PROBLEM
Scan the lines and state how many carry "Patrones". Leave out everything but the number.

GIVEN RECORDS
----
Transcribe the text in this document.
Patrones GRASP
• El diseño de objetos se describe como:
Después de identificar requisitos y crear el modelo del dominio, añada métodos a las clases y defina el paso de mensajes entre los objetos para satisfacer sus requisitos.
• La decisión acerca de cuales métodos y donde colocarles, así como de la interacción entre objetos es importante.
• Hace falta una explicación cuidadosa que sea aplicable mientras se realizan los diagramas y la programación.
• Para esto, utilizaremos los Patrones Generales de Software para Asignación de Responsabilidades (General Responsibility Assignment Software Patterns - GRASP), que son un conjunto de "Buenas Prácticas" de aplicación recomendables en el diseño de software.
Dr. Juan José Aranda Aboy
----
EXERCISE SOLUTION
2